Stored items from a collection
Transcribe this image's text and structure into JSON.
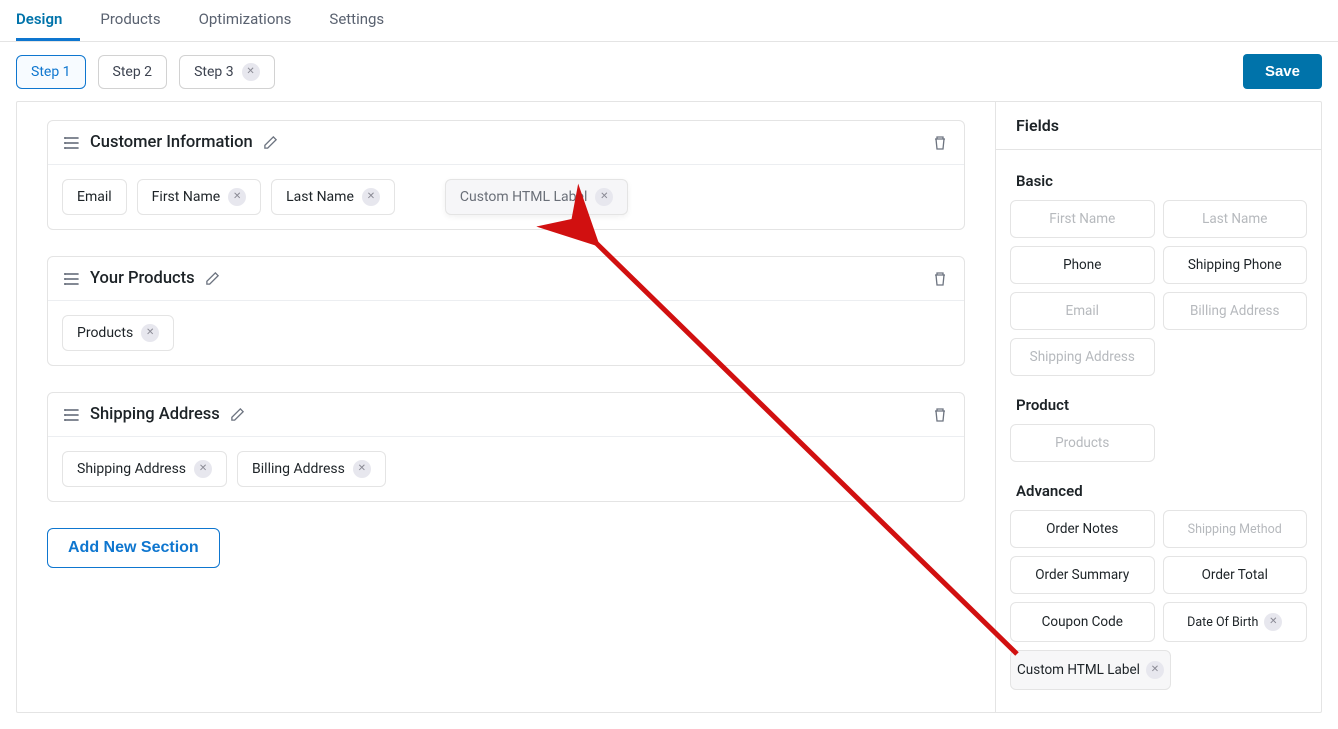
{
  "tabs": [
    "Design",
    "Products",
    "Optimizations",
    "Settings"
  ],
  "active_tab": "Design",
  "steps": [
    {
      "label": "Step 1",
      "closable": false
    },
    {
      "label": "Step 2",
      "closable": false
    },
    {
      "label": "Step 3",
      "closable": true
    }
  ],
  "active_step": "Step 1",
  "save_label": "Save",
  "add_section_label": "Add New Section",
  "sections": [
    {
      "title": "Customer Information",
      "chips": [
        {
          "label": "Email",
          "closable": false
        },
        {
          "label": "First Name",
          "closable": true
        },
        {
          "label": "Last Name",
          "closable": true
        }
      ],
      "dragging_chip": {
        "label": "Custom HTML Label",
        "closable": true
      }
    },
    {
      "title": "Your Products",
      "chips": [
        {
          "label": "Products",
          "closable": true
        }
      ]
    },
    {
      "title": "Shipping Address",
      "chips": [
        {
          "label": "Shipping Address",
          "closable": true
        },
        {
          "label": "Billing Address",
          "closable": true
        }
      ]
    }
  ],
  "right": {
    "title": "Fields",
    "groups": [
      {
        "label": "Basic",
        "items": [
          {
            "label": "First Name",
            "disabled": true
          },
          {
            "label": "Last Name",
            "disabled": true
          },
          {
            "label": "Phone",
            "disabled": false
          },
          {
            "label": "Shipping Phone",
            "disabled": false
          },
          {
            "label": "Email",
            "disabled": true
          },
          {
            "label": "Billing Address",
            "disabled": true
          },
          {
            "label": "Shipping Address",
            "disabled": true
          }
        ]
      },
      {
        "label": "Product",
        "items": [
          {
            "label": "Products",
            "disabled": true
          }
        ]
      },
      {
        "label": "Advanced",
        "items": [
          {
            "label": "Order Notes",
            "disabled": false
          },
          {
            "label": "Shipping Method",
            "disabled": true
          },
          {
            "label": "Order Summary",
            "disabled": false
          },
          {
            "label": "Order Total",
            "disabled": false
          },
          {
            "label": "Coupon Code",
            "disabled": false
          },
          {
            "label": "Date Of Birth",
            "disabled": false,
            "closable": true
          },
          {
            "label": "Custom HTML Label",
            "disabled": false,
            "closable": true,
            "selected": true
          }
        ]
      }
    ]
  },
  "colors": {
    "accent": "#0e76cf",
    "arrow": "#d11010"
  }
}
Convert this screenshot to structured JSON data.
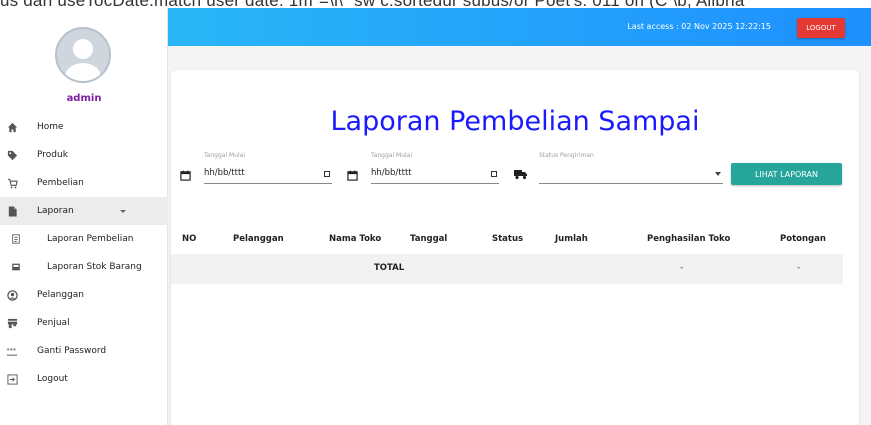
{
  "top_strip": {
    "text": "us dari useTocDate.match user date. 1m\"=\\i\\\" sw c:sortedur subus/or Poet's. 011 on (C \\b, Alibria"
  },
  "user": {
    "name": "admin"
  },
  "sidebar": {
    "items": [
      {
        "label": "Home",
        "icon": "home-icon"
      },
      {
        "label": "Produk",
        "icon": "tag-icon"
      },
      {
        "label": "Pembelian",
        "icon": "cart-icon"
      },
      {
        "label": "Laporan",
        "icon": "file-icon"
      },
      {
        "label": "Laporan Pembelian",
        "icon": "receipt-icon"
      },
      {
        "label": "Laporan Stok Barang",
        "icon": "inbox-icon"
      },
      {
        "label": "Pelanggan",
        "icon": "user-circle-icon"
      },
      {
        "label": "Penjual",
        "icon": "store-icon"
      },
      {
        "label": "Ganti Password",
        "icon": "password-icon"
      },
      {
        "label": "Logout",
        "icon": "logout-icon"
      }
    ]
  },
  "header": {
    "last_access": "Last access : 02 Nov 2025 12:22:15",
    "logout_label": "LOGOUT"
  },
  "report": {
    "title": "Laporan Pembelian Sampai",
    "filters": {
      "start_date_label": "Tanggal Mulai",
      "start_date_value": "hh/bb/tttt",
      "end_date_label": "Tanggal Mulai",
      "end_date_value": "hh/bb/tttt",
      "status_label": "Status Pengiriman",
      "status_value": ""
    },
    "view_button": "LIHAT LAPORAN",
    "columns": [
      "NO",
      "Pelanggan",
      "Nama Toko",
      "Tanggal",
      "Status",
      "Jumlah",
      "Penghasilan Toko",
      "Potongan"
    ],
    "total_label": "TOTAL",
    "total_income": "-",
    "total_discount": "-"
  },
  "colors": {
    "header_gradient_start": "#29b6f6",
    "header_gradient_end": "#1e90ff",
    "title": "#1a1aff",
    "logout_button": "#e53935",
    "view_button": "#26a69a",
    "username": "#7b1fa2"
  }
}
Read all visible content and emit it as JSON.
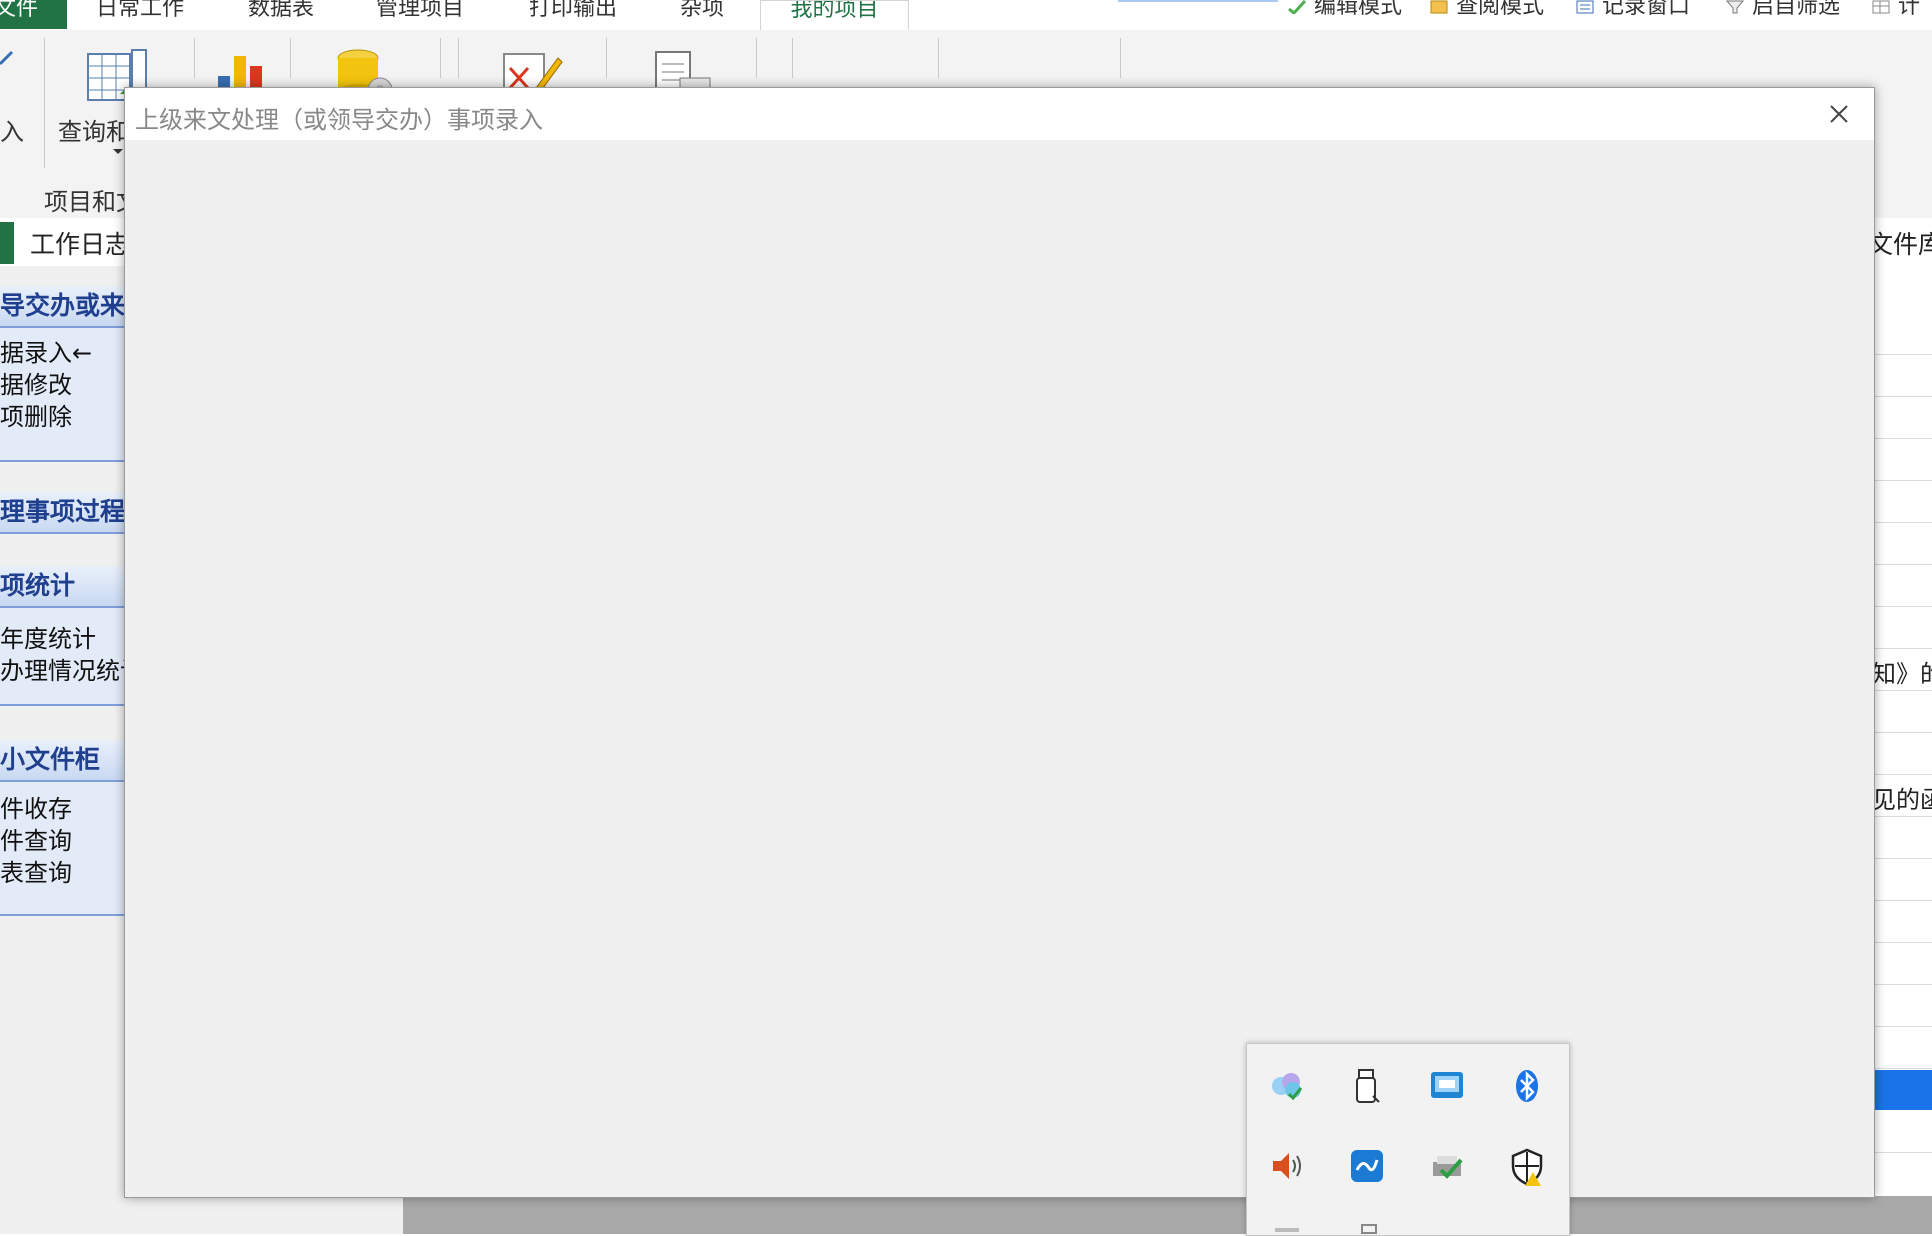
{
  "ribbon_tabs": [
    {
      "label": "文件"
    },
    {
      "label": "日常工作"
    },
    {
      "label": "数据表"
    },
    {
      "label": "管理项目"
    },
    {
      "label": "打印输出"
    },
    {
      "label": "杂项"
    },
    {
      "label": "我的项目"
    }
  ],
  "quick_access": [
    {
      "label": "编辑模式",
      "icon": "edit-mode-icon"
    },
    {
      "label": "查阅模式",
      "icon": "view-mode-icon"
    },
    {
      "label": "记录窗口",
      "icon": "record-window-icon"
    },
    {
      "label": "启自筛选",
      "icon": "filter-icon"
    },
    {
      "label": "计",
      "icon": "table-icon"
    }
  ],
  "ribbon": {
    "btn_input_label": "入",
    "btn_query_label": "查询和",
    "group_label": "项目和文"
  },
  "doc_tabs": {
    "left_label": "工作日志",
    "right_label": "文件库"
  },
  "left_panel": {
    "groups": [
      {
        "title": "导交办或来文",
        "items": [
          "据录入←",
          "据修改",
          "项删除"
        ]
      },
      {
        "title": "理事项过程者",
        "items": []
      },
      {
        "title": "项统计",
        "items": [
          "年度统计",
          "办理情况统计"
        ]
      },
      {
        "title": "小文件柜",
        "items": [
          "件收存",
          "件查询",
          "表查询"
        ]
      }
    ]
  },
  "right_grid": {
    "text_1": "知》的",
    "text_2": "见的函"
  },
  "modal": {
    "title": "上级来文处理（或领导交办）事项录入"
  },
  "colors": {
    "accent_green": "#217346",
    "panel_blue": "#1f3f8f",
    "selection_blue": "#1a73e8"
  },
  "tray_icons": [
    "cloud-sync-icon",
    "usb-drive-icon",
    "network-monitor-icon",
    "bluetooth-icon",
    "volume-icon",
    "wave-app-icon",
    "print-check-icon",
    "security-shield-icon"
  ]
}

### YOUR GOAL
Select all lines in the listing above where the word "HTML" appears, and show them.

### WRITTEN REPLY
        "label": "Custom HTML Label",
            "label": "Custom HTML Label",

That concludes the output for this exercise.